▶ _Task_:
Give the number of lines in this listing that contain the word "xlabel", and nothing else.

▶ _Records for this task_:
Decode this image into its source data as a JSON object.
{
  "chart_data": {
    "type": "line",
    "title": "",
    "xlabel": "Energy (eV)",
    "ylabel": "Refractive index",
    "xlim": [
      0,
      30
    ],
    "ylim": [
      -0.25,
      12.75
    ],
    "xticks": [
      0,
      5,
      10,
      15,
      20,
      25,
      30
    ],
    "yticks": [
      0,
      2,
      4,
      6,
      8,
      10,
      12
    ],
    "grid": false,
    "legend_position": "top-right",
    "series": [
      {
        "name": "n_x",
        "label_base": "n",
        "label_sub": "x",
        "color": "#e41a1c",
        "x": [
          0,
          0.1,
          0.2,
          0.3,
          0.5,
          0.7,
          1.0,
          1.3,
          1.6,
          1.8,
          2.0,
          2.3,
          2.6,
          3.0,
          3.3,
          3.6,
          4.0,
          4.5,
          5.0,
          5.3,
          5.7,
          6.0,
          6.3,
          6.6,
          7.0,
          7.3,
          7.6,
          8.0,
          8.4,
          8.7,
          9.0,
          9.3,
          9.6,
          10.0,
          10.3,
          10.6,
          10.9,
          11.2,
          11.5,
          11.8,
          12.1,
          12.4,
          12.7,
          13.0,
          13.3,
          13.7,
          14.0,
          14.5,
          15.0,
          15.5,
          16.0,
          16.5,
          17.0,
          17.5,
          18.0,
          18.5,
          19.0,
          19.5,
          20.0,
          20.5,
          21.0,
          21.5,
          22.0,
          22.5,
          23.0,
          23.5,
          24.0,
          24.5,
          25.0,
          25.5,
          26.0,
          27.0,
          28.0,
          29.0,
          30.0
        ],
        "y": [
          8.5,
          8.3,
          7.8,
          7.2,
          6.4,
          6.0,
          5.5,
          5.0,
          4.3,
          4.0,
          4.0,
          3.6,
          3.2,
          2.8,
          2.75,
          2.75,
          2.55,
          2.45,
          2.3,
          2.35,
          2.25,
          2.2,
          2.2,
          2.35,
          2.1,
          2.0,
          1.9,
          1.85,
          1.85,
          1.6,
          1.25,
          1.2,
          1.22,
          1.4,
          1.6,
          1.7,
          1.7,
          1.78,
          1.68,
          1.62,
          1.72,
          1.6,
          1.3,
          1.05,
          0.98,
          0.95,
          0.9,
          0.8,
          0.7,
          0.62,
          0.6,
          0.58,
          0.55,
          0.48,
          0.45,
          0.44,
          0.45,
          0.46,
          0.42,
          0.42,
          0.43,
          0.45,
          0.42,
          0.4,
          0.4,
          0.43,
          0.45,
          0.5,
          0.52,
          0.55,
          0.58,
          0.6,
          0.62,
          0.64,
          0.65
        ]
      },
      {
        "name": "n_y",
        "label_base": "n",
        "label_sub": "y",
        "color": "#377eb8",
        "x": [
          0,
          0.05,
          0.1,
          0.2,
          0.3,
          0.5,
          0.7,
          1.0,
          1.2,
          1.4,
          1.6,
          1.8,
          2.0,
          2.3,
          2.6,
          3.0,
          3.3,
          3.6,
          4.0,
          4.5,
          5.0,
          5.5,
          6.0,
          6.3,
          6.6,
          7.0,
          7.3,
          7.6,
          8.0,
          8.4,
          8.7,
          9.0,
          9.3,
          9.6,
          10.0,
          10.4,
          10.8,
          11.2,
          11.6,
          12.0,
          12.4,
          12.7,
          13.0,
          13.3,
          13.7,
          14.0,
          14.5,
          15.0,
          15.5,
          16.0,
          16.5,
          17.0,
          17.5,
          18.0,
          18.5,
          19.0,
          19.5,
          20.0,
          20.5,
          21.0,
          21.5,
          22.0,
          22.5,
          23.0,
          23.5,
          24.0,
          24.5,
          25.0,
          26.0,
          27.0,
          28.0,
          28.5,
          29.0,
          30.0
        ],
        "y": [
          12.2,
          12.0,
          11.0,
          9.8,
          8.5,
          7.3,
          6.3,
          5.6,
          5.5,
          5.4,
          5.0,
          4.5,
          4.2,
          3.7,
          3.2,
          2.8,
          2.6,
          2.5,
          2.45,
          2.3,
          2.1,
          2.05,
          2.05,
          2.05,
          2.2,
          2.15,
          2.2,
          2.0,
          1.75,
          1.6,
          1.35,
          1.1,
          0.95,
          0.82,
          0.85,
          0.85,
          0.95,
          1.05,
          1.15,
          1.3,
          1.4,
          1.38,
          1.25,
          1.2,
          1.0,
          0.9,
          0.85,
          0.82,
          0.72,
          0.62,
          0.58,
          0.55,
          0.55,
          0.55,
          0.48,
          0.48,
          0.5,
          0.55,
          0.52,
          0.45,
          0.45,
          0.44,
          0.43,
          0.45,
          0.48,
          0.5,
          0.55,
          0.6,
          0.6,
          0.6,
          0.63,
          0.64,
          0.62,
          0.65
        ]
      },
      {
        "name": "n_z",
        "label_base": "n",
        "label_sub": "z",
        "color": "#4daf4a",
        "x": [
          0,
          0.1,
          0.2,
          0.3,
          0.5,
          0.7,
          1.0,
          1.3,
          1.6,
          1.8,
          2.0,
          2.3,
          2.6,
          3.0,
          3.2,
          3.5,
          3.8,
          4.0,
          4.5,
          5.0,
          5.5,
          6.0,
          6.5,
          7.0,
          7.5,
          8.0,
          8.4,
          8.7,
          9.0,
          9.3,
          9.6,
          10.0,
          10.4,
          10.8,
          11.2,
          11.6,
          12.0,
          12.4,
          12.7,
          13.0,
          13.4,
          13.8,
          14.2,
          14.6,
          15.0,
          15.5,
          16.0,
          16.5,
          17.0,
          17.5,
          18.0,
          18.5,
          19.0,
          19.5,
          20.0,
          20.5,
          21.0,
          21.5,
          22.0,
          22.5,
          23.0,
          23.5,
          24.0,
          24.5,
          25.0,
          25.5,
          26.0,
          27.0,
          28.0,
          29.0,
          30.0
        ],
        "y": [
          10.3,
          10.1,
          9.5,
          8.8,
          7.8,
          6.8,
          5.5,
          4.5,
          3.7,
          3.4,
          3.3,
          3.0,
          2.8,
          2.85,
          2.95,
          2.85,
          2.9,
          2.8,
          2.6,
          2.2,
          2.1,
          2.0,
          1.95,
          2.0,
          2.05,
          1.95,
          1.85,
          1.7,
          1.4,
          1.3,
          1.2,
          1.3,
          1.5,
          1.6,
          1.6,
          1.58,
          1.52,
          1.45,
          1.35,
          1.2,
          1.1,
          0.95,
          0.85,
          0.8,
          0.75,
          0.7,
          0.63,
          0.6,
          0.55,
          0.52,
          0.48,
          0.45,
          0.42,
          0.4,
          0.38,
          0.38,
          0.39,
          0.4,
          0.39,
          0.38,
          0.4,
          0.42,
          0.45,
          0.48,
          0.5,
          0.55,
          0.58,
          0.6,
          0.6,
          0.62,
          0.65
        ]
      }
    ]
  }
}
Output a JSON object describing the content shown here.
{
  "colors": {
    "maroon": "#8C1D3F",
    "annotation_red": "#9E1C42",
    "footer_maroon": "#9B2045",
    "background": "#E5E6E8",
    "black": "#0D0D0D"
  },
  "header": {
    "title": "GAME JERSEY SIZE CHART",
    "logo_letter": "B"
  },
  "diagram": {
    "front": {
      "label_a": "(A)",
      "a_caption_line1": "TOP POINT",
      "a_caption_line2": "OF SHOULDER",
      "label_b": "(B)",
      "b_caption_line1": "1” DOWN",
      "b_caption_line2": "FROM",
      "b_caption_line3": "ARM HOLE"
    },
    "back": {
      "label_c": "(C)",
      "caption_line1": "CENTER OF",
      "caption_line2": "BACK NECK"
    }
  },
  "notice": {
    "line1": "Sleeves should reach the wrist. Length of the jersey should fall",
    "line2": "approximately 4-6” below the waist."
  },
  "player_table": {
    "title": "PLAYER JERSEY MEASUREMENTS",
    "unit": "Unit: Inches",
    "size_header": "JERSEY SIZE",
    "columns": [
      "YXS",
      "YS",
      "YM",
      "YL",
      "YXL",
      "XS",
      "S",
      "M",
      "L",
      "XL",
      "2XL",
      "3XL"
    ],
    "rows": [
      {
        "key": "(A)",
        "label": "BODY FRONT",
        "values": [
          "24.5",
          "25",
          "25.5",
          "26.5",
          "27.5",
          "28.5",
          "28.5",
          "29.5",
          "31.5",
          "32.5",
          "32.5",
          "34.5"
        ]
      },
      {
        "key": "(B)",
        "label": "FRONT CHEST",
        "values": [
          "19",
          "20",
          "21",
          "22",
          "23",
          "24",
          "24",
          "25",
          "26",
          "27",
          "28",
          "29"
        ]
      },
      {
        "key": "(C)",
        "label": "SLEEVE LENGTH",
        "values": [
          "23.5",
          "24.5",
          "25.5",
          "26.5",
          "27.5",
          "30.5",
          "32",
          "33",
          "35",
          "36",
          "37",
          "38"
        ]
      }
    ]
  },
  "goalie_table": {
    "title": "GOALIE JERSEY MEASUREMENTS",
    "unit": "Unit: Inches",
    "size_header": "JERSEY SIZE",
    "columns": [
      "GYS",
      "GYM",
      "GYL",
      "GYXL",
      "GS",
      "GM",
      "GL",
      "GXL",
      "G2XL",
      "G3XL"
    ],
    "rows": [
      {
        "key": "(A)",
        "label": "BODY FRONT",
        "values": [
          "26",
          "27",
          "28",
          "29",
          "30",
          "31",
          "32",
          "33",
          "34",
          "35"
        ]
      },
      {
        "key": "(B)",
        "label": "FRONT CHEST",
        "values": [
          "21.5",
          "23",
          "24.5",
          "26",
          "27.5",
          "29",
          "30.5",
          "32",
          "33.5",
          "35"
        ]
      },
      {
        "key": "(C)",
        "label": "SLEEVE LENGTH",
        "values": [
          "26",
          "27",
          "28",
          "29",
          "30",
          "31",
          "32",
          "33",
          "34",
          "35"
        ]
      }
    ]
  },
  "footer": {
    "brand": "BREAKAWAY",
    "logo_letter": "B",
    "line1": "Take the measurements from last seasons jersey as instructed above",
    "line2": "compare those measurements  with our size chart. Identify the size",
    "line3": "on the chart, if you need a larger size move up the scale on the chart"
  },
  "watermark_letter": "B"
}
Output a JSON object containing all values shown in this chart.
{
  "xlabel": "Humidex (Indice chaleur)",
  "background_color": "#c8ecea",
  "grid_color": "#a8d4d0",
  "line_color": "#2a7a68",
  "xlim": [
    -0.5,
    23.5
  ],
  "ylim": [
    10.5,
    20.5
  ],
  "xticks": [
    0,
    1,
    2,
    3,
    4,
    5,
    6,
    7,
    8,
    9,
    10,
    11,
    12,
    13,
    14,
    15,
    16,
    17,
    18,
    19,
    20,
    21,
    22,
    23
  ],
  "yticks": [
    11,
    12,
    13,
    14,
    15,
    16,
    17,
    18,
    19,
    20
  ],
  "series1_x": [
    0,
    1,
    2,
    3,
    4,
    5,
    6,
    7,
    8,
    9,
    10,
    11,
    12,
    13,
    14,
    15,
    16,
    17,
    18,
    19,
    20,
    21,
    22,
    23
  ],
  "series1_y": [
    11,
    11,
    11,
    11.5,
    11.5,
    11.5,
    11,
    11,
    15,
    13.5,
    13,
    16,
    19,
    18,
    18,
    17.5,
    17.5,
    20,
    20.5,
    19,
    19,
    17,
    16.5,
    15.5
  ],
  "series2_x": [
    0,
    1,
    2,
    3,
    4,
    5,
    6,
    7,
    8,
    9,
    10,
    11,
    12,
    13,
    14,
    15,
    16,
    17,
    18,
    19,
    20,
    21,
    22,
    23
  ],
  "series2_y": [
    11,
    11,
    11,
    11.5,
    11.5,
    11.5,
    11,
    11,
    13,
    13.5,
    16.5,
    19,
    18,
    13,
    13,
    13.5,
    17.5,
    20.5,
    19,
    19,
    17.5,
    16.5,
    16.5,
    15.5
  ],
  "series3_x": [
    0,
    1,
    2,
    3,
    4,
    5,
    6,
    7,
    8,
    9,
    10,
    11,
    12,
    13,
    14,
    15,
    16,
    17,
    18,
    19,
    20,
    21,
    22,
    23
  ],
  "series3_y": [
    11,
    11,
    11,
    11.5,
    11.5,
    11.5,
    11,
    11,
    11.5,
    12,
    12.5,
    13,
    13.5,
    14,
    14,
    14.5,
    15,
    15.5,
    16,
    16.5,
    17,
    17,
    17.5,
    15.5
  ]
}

▶ _Full output_:
2